### REQUIREMENTS
Search the material below for the string "color" and list each line that holds it.

* BEGIN GIVEN RECORDS *

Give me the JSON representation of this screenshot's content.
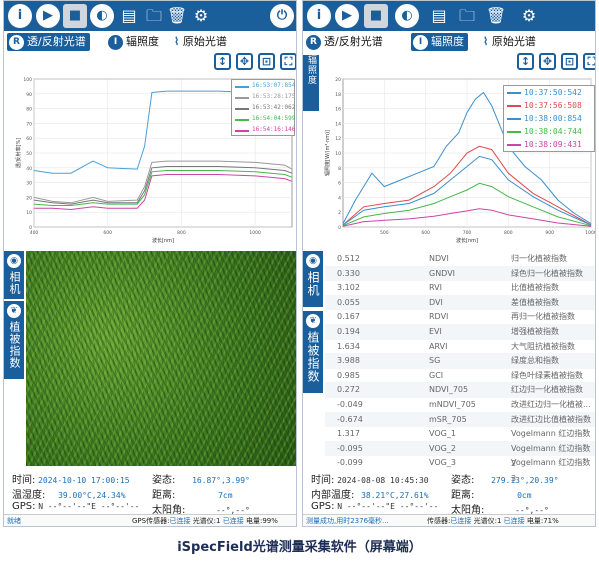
{
  "caption": "iSpecField光谱测量采集软件（屏幕端）",
  "toolbar": {
    "icons": [
      "info-icon",
      "play-icon",
      "stop-icon",
      "contrast-icon",
      "save-icon",
      "folder-add-icon",
      "trash-icon",
      "gear-icon",
      "power-icon"
    ],
    "info_glyph": "i",
    "accent": "#1a5e9c"
  },
  "left": {
    "modes": {
      "reflect": "透/反射光谱",
      "irradiance": "辐照度",
      "raw": "原始光谱",
      "badge_r": "R",
      "badge_i": "I"
    },
    "chart_data": {
      "type": "line",
      "xlabel": "波长[nm]",
      "ylabel": "透/反射率[%]",
      "ylim": [
        0,
        110
      ],
      "xlim": [
        400,
        1100
      ],
      "x_ticks": [
        "400",
        "600",
        "800",
        "1000"
      ],
      "y_ticks": [
        "100",
        "90",
        "80",
        "70",
        "60",
        "50",
        "40",
        "30",
        "20",
        "10",
        "0"
      ],
      "series": [
        {
          "name": "16:53:07:854",
          "color": "#4a9fd8",
          "values": [
            [
              400,
              42
            ],
            [
              450,
              40
            ],
            [
              500,
              40
            ],
            [
              560,
              49
            ],
            [
              600,
              44
            ],
            [
              680,
              43
            ],
            [
              700,
              60
            ],
            [
              720,
              100
            ],
            [
              760,
              101
            ],
            [
              900,
              101
            ],
            [
              1000,
              100
            ],
            [
              1080,
              96
            ],
            [
              1100,
              90
            ]
          ]
        },
        {
          "name": "16:53:28:175",
          "color": "#999999",
          "values": [
            [
              400,
              22
            ],
            [
              450,
              19
            ],
            [
              500,
              18
            ],
            [
              560,
              22
            ],
            [
              600,
              19
            ],
            [
              680,
              20
            ],
            [
              700,
              30
            ],
            [
              720,
              48
            ],
            [
              760,
              49
            ],
            [
              900,
              49
            ],
            [
              1000,
              48
            ],
            [
              1080,
              46
            ],
            [
              1100,
              43
            ]
          ]
        },
        {
          "name": "16:53:42:062",
          "color": "#777777",
          "values": [
            [
              400,
              20
            ],
            [
              450,
              18
            ],
            [
              500,
              17
            ],
            [
              560,
              20
            ],
            [
              600,
              18
            ],
            [
              680,
              18
            ],
            [
              700,
              27
            ],
            [
              720,
              44
            ],
            [
              760,
              45
            ],
            [
              900,
              45
            ],
            [
              1000,
              44
            ],
            [
              1080,
              42
            ],
            [
              1100,
              40
            ]
          ]
        },
        {
          "name": "16:54:04:599",
          "color": "#47b84a",
          "values": [
            [
              400,
              17
            ],
            [
              450,
              16
            ],
            [
              500,
              16
            ],
            [
              560,
              18
            ],
            [
              600,
              17
            ],
            [
              680,
              17
            ],
            [
              700,
              24
            ],
            [
              720,
              41
            ],
            [
              760,
              42
            ],
            [
              900,
              42
            ],
            [
              1000,
              41
            ],
            [
              1080,
              39
            ],
            [
              1100,
              37
            ]
          ]
        },
        {
          "name": "16:54:16:146",
          "color": "#cc44aa",
          "values": [
            [
              400,
              14
            ],
            [
              450,
              14
            ],
            [
              500,
              13
            ],
            [
              560,
              15
            ],
            [
              600,
              14
            ],
            [
              680,
              14
            ],
            [
              700,
              20
            ],
            [
              720,
              38
            ],
            [
              760,
              39
            ],
            [
              900,
              39
            ],
            [
              1000,
              38
            ],
            [
              1080,
              36
            ],
            [
              1100,
              34
            ]
          ]
        }
      ]
    },
    "side_top": "相机",
    "side_bottom": "植被指数",
    "info": {
      "time_label": "时间:",
      "time_value": "2024-10-10 17:00:15",
      "attitude_label": "姿态:",
      "attitude_value": "16.87°,3.99°",
      "temp_label": "温湿度:",
      "temp_value": "39.00°C,24.34%",
      "distance_label": "距离:",
      "distance_value": "7cm",
      "gps_label": "GPS:",
      "gps_value": "N --°--'--\"E --°--'--",
      "sun_label": "太阳角:",
      "sun_value": "--°,--°"
    },
    "status": {
      "state": "就绪",
      "gps_sensor": "GPS传感器:",
      "gps_conn": "已连接",
      "spectro": "光谱仪:1",
      "spectro_conn": "已连接",
      "battery": "电量:99%"
    }
  },
  "right": {
    "modes": {
      "reflect": "透/反射光谱",
      "irradiance": "辐照度",
      "raw": "原始光谱",
      "badge_r": "R",
      "badge_i": "I"
    },
    "side_chart_tab": "辐照度",
    "chart_data": {
      "type": "line",
      "xlabel": "波长[nm]",
      "ylabel": "辐照度[W/(m²·nm)]",
      "ylim": [
        0,
        22
      ],
      "xlim": [
        400,
        1000
      ],
      "x_ticks": [
        "500",
        "600",
        "700",
        "800",
        "900",
        "1000"
      ],
      "y_ticks": [
        "20",
        "18",
        "16",
        "14",
        "12",
        "10",
        "8",
        "6",
        "4",
        "2",
        "0"
      ],
      "series": [
        {
          "name": "10:37:50:542",
          "color": "#3a8fd0",
          "values": [
            [
              400,
              0.5
            ],
            [
              430,
              4
            ],
            [
              450,
              6
            ],
            [
              470,
              8
            ],
            [
              500,
              6
            ],
            [
              540,
              7
            ],
            [
              580,
              8
            ],
            [
              620,
              9
            ],
            [
              650,
              12
            ],
            [
              680,
              14
            ],
            [
              700,
              17
            ],
            [
              720,
              19
            ],
            [
              740,
              20
            ],
            [
              760,
              18
            ],
            [
              800,
              12
            ],
            [
              840,
              9
            ],
            [
              880,
              7
            ],
            [
              920,
              4
            ],
            [
              960,
              2
            ],
            [
              1000,
              0.5
            ]
          ]
        },
        {
          "name": "10:37:56:508",
          "color": "#e04a4a",
          "values": [
            [
              400,
              0.3
            ],
            [
              450,
              3
            ],
            [
              500,
              3.5
            ],
            [
              560,
              4
            ],
            [
              620,
              6
            ],
            [
              660,
              8
            ],
            [
              700,
              11
            ],
            [
              730,
              12
            ],
            [
              760,
              11.5
            ],
            [
              800,
              8
            ],
            [
              860,
              5
            ],
            [
              920,
              3
            ],
            [
              1000,
              0.3
            ]
          ]
        },
        {
          "name": "10:38:00:854",
          "color": "#3a8fd0",
          "values": [
            [
              400,
              0.3
            ],
            [
              450,
              2.5
            ],
            [
              500,
              3
            ],
            [
              560,
              3.5
            ],
            [
              620,
              5
            ],
            [
              660,
              7
            ],
            [
              700,
              9
            ],
            [
              730,
              10.5
            ],
            [
              760,
              10
            ],
            [
              800,
              7
            ],
            [
              860,
              4.5
            ],
            [
              920,
              2.5
            ],
            [
              1000,
              0.3
            ]
          ]
        },
        {
          "name": "10:38:04:744",
          "color": "#47b84a",
          "values": [
            [
              400,
              0.2
            ],
            [
              450,
              1.5
            ],
            [
              500,
              2
            ],
            [
              560,
              2.5
            ],
            [
              620,
              3.5
            ],
            [
              660,
              4.5
            ],
            [
              700,
              5.5
            ],
            [
              730,
              6.5
            ],
            [
              760,
              6
            ],
            [
              800,
              4.5
            ],
            [
              860,
              3
            ],
            [
              920,
              1.5
            ],
            [
              1000,
              0.2
            ]
          ]
        },
        {
          "name": "10:38:09:431",
          "color": "#cc44aa",
          "values": [
            [
              400,
              0.1
            ],
            [
              450,
              0.8
            ],
            [
              500,
              1
            ],
            [
              560,
              1.2
            ],
            [
              620,
              1.6
            ],
            [
              660,
              2
            ],
            [
              700,
              2.4
            ],
            [
              730,
              2.7
            ],
            [
              760,
              2.5
            ],
            [
              800,
              1.8
            ],
            [
              860,
              1.2
            ],
            [
              920,
              0.6
            ],
            [
              1000,
              0.1
            ]
          ]
        }
      ]
    },
    "side_top": "相机",
    "side_bottom": "植被指数",
    "indices": [
      {
        "value": "0.512",
        "code": "NDVI",
        "name": "归一化植被指数"
      },
      {
        "value": "0.330",
        "code": "GNDVI",
        "name": "绿色归一化植被指数"
      },
      {
        "value": "3.102",
        "code": "RVI",
        "name": "比值植被指数"
      },
      {
        "value": "0.055",
        "code": "DVI",
        "name": "差值植被指数"
      },
      {
        "value": "0.167",
        "code": "RDVI",
        "name": "再归一化植被指数"
      },
      {
        "value": "0.194",
        "code": "EVI",
        "name": "增强植被指数"
      },
      {
        "value": "1.634",
        "code": "ARVI",
        "name": "大气阻抗植被指数"
      },
      {
        "value": "3.988",
        "code": "SG",
        "name": "绿度总和指数"
      },
      {
        "value": "0.985",
        "code": "GCI",
        "name": "绿色叶绿素植被指数"
      },
      {
        "value": "0.272",
        "code": "NDVI_705",
        "name": "红边归一化植被指数"
      },
      {
        "value": "-0.049",
        "code": "mNDVI_705",
        "name": "改进红边归一化植被..."
      },
      {
        "value": "-0.674",
        "code": "mSR_705",
        "name": "改进红边比值植被指数"
      },
      {
        "value": "1.317",
        "code": "VOG_1",
        "name": "Vogelmann 红边指数 1"
      },
      {
        "value": "-0.095",
        "code": "VOG_2",
        "name": "Vogelmann 红边指数 2"
      },
      {
        "value": "-0.099",
        "code": "VOG_3",
        "name": "Vogelmann 红边指数 3"
      }
    ],
    "info": {
      "time_label": "时间:",
      "time_value": "2024-08-08 10:45:30",
      "attitude_label": "姿态:",
      "attitude_value": "279.13°,20.39°",
      "temp_label": "内部温度:",
      "temp_value": "38.21°C,27.61%",
      "distance_label": "距离:",
      "distance_value": "0cm",
      "gps_label": "GPS:",
      "gps_value": "N --°--'--\"E --°--'--",
      "sun_label": "太阳角:",
      "sun_value": "--°,--°"
    },
    "status": {
      "state": "测量成功,用时2376毫秒...",
      "gps_sensor": "传感器:",
      "gps_conn": "已连接",
      "spectro": "光谱仪:1",
      "spectro_conn": "已连接",
      "battery": "电量:71%"
    }
  }
}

* END GIVEN RECORDS *

### CORRECT RESPONSE
          "color": "#4a9fd8",
          "color": "#999999",
          "color": "#777777",
          "color": "#47b84a",
          "color": "#cc44aa",
          "color": "#3a8fd0",
          "color": "#e04a4a",
          "color": "#3a8fd0",
          "color": "#47b84a",
          "color": "#cc44aa",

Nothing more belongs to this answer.